STATED TASK:
Print out each entry below exactly, please.
________
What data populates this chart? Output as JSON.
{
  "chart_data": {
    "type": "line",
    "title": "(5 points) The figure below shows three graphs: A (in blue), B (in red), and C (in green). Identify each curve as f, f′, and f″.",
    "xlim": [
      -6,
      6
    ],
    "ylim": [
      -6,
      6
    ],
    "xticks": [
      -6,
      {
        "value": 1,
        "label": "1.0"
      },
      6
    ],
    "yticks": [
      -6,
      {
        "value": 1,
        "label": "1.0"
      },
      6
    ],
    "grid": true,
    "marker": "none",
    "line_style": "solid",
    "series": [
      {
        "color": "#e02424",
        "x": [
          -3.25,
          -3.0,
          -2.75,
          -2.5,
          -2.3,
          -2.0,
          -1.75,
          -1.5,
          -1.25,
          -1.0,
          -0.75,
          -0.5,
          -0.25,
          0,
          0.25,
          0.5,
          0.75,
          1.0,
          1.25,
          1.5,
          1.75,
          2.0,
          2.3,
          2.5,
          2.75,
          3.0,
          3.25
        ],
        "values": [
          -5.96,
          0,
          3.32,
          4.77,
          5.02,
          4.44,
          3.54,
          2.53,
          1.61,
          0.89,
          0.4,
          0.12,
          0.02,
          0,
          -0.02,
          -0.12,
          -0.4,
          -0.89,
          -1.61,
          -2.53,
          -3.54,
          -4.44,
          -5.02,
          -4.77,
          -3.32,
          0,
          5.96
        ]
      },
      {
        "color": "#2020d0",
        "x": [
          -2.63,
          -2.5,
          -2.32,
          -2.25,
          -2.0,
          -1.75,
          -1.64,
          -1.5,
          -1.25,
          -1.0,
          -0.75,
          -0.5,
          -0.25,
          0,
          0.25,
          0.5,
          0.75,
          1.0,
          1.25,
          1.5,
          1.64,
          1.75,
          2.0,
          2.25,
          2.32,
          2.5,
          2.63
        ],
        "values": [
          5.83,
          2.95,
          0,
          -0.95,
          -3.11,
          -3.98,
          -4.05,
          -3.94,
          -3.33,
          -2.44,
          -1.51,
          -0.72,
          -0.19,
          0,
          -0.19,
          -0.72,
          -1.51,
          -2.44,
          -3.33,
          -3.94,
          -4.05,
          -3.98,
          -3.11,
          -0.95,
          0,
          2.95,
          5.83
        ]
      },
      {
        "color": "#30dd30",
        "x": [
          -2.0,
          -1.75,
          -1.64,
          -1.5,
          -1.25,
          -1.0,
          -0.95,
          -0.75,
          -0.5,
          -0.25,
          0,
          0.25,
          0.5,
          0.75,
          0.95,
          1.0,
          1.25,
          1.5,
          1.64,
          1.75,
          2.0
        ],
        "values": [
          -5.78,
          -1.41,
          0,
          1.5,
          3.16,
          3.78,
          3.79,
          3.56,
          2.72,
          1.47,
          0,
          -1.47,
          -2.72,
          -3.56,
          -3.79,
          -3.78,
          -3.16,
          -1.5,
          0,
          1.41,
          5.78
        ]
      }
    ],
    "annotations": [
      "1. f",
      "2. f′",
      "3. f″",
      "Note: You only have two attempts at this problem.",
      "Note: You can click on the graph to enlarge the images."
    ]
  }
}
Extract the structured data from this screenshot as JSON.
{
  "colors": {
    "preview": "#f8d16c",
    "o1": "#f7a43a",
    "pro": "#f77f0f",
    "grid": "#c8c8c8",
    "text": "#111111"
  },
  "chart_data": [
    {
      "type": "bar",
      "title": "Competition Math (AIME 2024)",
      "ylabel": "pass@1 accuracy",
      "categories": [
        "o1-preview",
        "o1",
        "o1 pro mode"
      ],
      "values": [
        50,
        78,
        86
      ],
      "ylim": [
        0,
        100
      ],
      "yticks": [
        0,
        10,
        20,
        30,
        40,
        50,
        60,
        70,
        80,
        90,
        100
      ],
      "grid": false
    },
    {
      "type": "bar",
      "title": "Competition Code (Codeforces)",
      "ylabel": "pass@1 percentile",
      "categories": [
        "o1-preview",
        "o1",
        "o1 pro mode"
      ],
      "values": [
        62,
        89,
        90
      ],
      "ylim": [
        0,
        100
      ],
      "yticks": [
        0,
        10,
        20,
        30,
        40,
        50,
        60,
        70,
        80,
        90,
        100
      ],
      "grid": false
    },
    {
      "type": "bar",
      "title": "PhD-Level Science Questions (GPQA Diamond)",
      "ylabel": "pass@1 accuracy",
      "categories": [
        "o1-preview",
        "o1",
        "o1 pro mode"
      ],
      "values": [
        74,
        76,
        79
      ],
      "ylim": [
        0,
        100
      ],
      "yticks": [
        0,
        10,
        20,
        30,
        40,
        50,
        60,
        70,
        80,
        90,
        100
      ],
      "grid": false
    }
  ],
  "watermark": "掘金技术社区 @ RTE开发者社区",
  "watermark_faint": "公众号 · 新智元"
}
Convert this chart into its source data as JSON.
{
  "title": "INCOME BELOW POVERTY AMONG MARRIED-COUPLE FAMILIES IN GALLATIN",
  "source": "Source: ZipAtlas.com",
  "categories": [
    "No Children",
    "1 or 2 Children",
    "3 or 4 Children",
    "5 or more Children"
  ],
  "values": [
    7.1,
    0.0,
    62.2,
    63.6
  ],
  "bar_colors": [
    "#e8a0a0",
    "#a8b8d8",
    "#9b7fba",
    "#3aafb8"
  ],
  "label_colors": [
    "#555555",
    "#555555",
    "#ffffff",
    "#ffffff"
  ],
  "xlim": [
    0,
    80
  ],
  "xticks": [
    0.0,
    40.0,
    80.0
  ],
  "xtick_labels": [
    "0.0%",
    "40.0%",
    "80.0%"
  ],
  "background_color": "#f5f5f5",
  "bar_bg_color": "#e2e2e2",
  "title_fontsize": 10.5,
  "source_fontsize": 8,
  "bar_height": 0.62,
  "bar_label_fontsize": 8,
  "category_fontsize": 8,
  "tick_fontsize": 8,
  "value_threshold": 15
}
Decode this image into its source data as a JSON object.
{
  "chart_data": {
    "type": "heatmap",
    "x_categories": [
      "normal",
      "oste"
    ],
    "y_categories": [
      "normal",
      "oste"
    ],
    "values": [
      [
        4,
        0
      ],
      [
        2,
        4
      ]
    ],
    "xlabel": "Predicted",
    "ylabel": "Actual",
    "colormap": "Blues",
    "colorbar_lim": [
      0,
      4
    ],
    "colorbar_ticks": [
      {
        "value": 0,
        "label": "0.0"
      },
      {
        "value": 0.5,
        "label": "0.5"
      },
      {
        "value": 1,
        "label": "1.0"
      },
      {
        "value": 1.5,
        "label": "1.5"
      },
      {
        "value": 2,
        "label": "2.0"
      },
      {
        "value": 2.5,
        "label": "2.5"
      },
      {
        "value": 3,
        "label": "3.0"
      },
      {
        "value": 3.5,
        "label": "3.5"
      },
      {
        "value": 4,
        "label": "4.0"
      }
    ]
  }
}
________
ANSWER FOR THIS EXERCISE:
What data populates this chart? Output as JSON.
{
  "chart_data": {
    "type": "line",
    "title": "(5 points) The figure below shows three graphs: A (in blue), B (in red), and C (in green). Identify each curve as f, f′, and f″.",
    "xlim": [
      -6,
      6
    ],
    "ylim": [
      -6,
      6
    ],
    "xticks": [
      -6,
      {
        "value": 1,
        "label": "1.0"
      },
      6
    ],
    "yticks": [
      -6,
      {
        "value": 1,
        "label": "1.0"
      },
      6
    ],
    "grid": true,
    "marker": "none",
    "line_style": "solid",
    "series": [
      {
        "color": "#e02424",
        "x": [
          -3.25,
          -3.0,
          -2.75,
          -2.5,
          -2.3,
          -2.0,
          -1.75,
          -1.5,
          -1.25,
          -1.0,
          -0.75,
          -0.5,
          -0.25,
          0,
          0.25,
          0.5,
          0.75,
          1.0,
          1.25,
          1.5,
          1.75,
          2.0,
          2.3,
          2.5,
          2.75,
          3.0,
          3.25
        ],
        "values": [
          -5.96,
          0,
          3.32,
          4.77,
          5.02,
          4.44,
          3.54,
          2.53,
          1.61,
          0.89,
          0.4,
          0.12,
          0.02,
          0,
          -0.02,
          -0.12,
          -0.4,
          -0.89,
          -1.61,
          -2.53,
          -3.54,
          -4.44,
          -5.02,
          -4.77,
          -3.32,
          0,
          5.96
        ]
      },
      {
        "color": "#2020d0",
        "x": [
          -2.63,
          -2.5,
          -2.32,
          -2.25,
          -2.0,
          -1.75,
          -1.64,
          -1.5,
          -1.25,
          -1.0,
          -0.75,
          -0.5,
          -0.25,
          0,
          0.25,
          0.5,
          0.75,
          1.0,
          1.25,
          1.5,
          1.64,
          1.75,
          2.0,
          2.25,
          2.32,
          2.5,
          2.63
        ],
        "values": [
          5.83,
          2.95,
          0,
          -0.95,
          -3.11,
          -3.98,
          -4.05,
          -3.94,
          -3.33,
          -2.44,
          -1.51,
          -0.72,
          -0.19,
          0,
          -0.19,
          -0.72,
          -1.51,
          -2.44,
          -3.33,
          -3.94,
          -4.05,
          -3.98,
          -3.11,
          -0.95,
          0,
          2.95,
          5.83
        ]
      },
      {
        "color": "#30dd30",
        "x": [
          -2.0,
          -1.75,
          -1.64,
          -1.5,
          -1.25,
          -1.0,
          -0.95,
          -0.75,
          -0.5,
          -0.25,
          0,
          0.25,
          0.5,
          0.75,
          0.95,
          1.0,
          1.25,
          1.5,
          1.64,
          1.75,
          2.0
        ],
        "values": [
          -5.78,
          -1.41,
          0,
          1.5,
          3.16,
          3.78,
          3.79,
          3.56,
          2.72,
          1.47,
          0,
          -1.47,
          -2.72,
          -3.56,
          -3.79,
          -3.78,
          -3.16,
          -1.5,
          0,
          1.41,
          5.78
        ]
      }
    ],
    "annotations": [
      "1. f",
      "2. f′",
      "3. f″",
      "Note: You only have two attempts at this problem.",
      "Note: You can click on the graph to enlarge the images."
    ]
  }
}
Extract the structured data from this screenshot as JSON.
{
  "colors": {
    "preview": "#f8d16c",
    "o1": "#f7a43a",
    "pro": "#f77f0f",
    "grid": "#c8c8c8",
    "text": "#111111"
  },
  "chart_data": [
    {
      "type": "bar",
      "title": "Competition Math (AIME 2024)",
      "ylabel": "pass@1 accuracy",
      "categories": [
        "o1-preview",
        "o1",
        "o1 pro mode"
      ],
      "values": [
        50,
        78,
        86
      ],
      "ylim": [
        0,
        100
      ],
      "yticks": [
        0,
        10,
        20,
        30,
        40,
        50,
        60,
        70,
        80,
        90,
        100
      ],
      "grid": false
    },
    {
      "type": "bar",
      "title": "Competition Code (Codeforces)",
      "ylabel": "pass@1 percentile",
      "categories": [
        "o1-preview",
        "o1",
        "o1 pro mode"
      ],
      "values": [
        62,
        89,
        90
      ],
      "ylim": [
        0,
        100
      ],
      "yticks": [
        0,
        10,
        20,
        30,
        40,
        50,
        60,
        70,
        80,
        90,
        100
      ],
      "grid": false
    },
    {
      "type": "bar",
      "title": "PhD-Level Science Questions (GPQA Diamond)",
      "ylabel": "pass@1 accuracy",
      "categories": [
        "o1-preview",
        "o1",
        "o1 pro mode"
      ],
      "values": [
        74,
        76,
        79
      ],
      "ylim": [
        0,
        100
      ],
      "yticks": [
        0,
        10,
        20,
        30,
        40,
        50,
        60,
        70,
        80,
        90,
        100
      ],
      "grid": false
    }
  ],
  "watermark": "掘金技术社区 @ RTE开发者社区",
  "watermark_faint": "公众号 · 新智元"
}
Convert this chart into its source data as JSON.
{
  "title": "INCOME BELOW POVERTY AMONG MARRIED-COUPLE FAMILIES IN GALLATIN",
  "source": "Source: ZipAtlas.com",
  "categories": [
    "No Children",
    "1 or 2 Children",
    "3 or 4 Children",
    "5 or more Children"
  ],
  "values": [
    7.1,
    0.0,
    62.2,
    63.6
  ],
  "bar_colors": [
    "#e8a0a0",
    "#a8b8d8",
    "#9b7fba",
    "#3aafb8"
  ],
  "label_colors": [
    "#555555",
    "#555555",
    "#ffffff",
    "#ffffff"
  ],
  "xlim": [
    0,
    80
  ],
  "xticks": [
    0.0,
    40.0,
    80.0
  ],
  "xtick_labels": [
    "0.0%",
    "40.0%",
    "80.0%"
  ],
  "background_color": "#f5f5f5",
  "bar_bg_color": "#e2e2e2",
  "title_fontsize": 10.5,
  "source_fontsize": 8,
  "bar_height": 0.62,
  "bar_label_fontsize": 8,
  "category_fontsize": 8,
  "tick_fontsize": 8,
  "value_threshold": 15
}
Decode this image into its source data as a JSON object.
{
  "chart_data": {
    "type": "heatmap",
    "x_categories": [
      "normal",
      "oste"
    ],
    "y_categories": [
      "normal",
      "oste"
    ],
    "values": [
      [
        4,
        0
      ],
      [
        2,
        4
      ]
    ],
    "xlabel": "Predicted",
    "ylabel": "Actual",
    "colormap": "Blues",
    "colorbar_lim": [
      0,
      4
    ],
    "colorbar_ticks": [
      {
        "value": 0,
        "label": "0.0"
      },
      {
        "value": 0.5,
        "label": "0.5"
      },
      {
        "value": 1,
        "label": "1.0"
      },
      {
        "value": 1.5,
        "label": "1.5"
      },
      {
        "value": 2,
        "label": "2.0"
      },
      {
        "value": 2.5,
        "label": "2.5"
      },
      {
        "value": 3,
        "label": "3.0"
      },
      {
        "value": 3.5,
        "label": "3.5"
      },
      {
        "value": 4,
        "label": "4.0"
      }
    ]
  }
}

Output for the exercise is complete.